(SHORT TASK): State only the number of lines that contain the string "icon".

··· MATERIAL SHOWN

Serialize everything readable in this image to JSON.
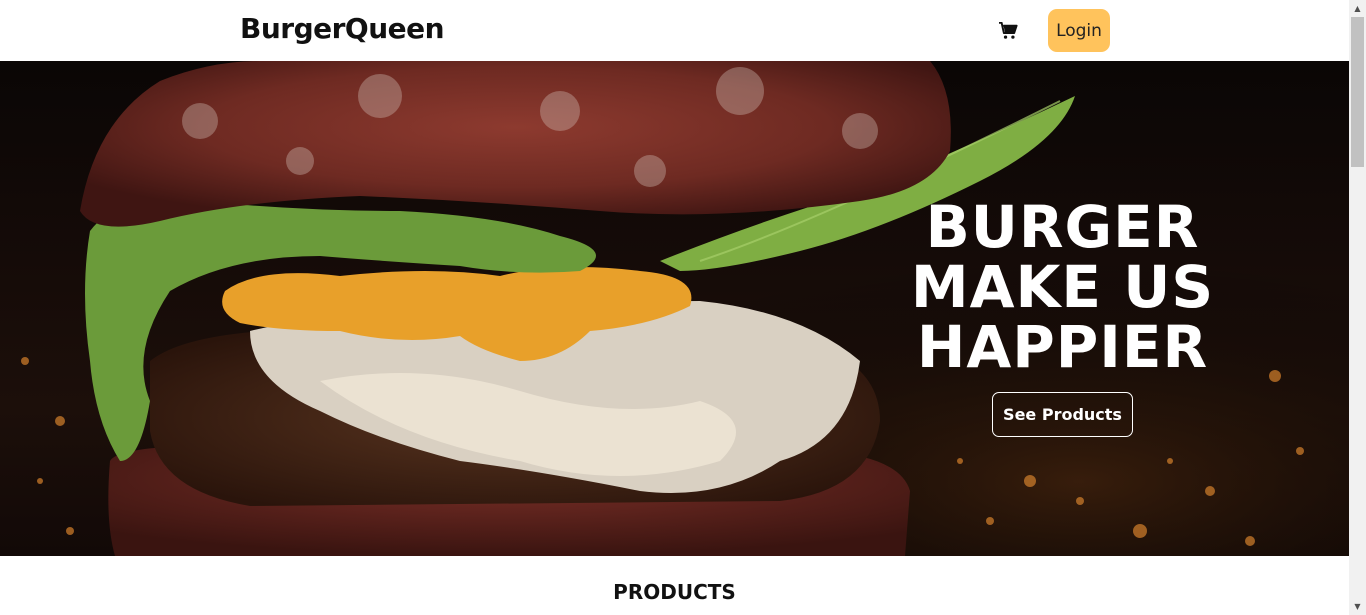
{
  "header": {
    "brand": "BurgerQueen",
    "cart_icon": "cart-icon",
    "login_label": "Login"
  },
  "hero": {
    "headline_lines": [
      "BURGER",
      "MAKE US",
      "HAPPIER"
    ],
    "cta_label": "See Products"
  },
  "products": {
    "title": "PRODUCTS"
  },
  "colors": {
    "login_bg": "#ffc35c",
    "hero_text": "#ffffff",
    "bun": "#7a2f26",
    "cheese": "#e8a02a",
    "lettuce": "#6b9b3a"
  },
  "scrollbar": {
    "up_icon": "arrow-up-icon",
    "down_icon": "arrow-down-icon"
  }
}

······

(SOLVED EXERCISE): 3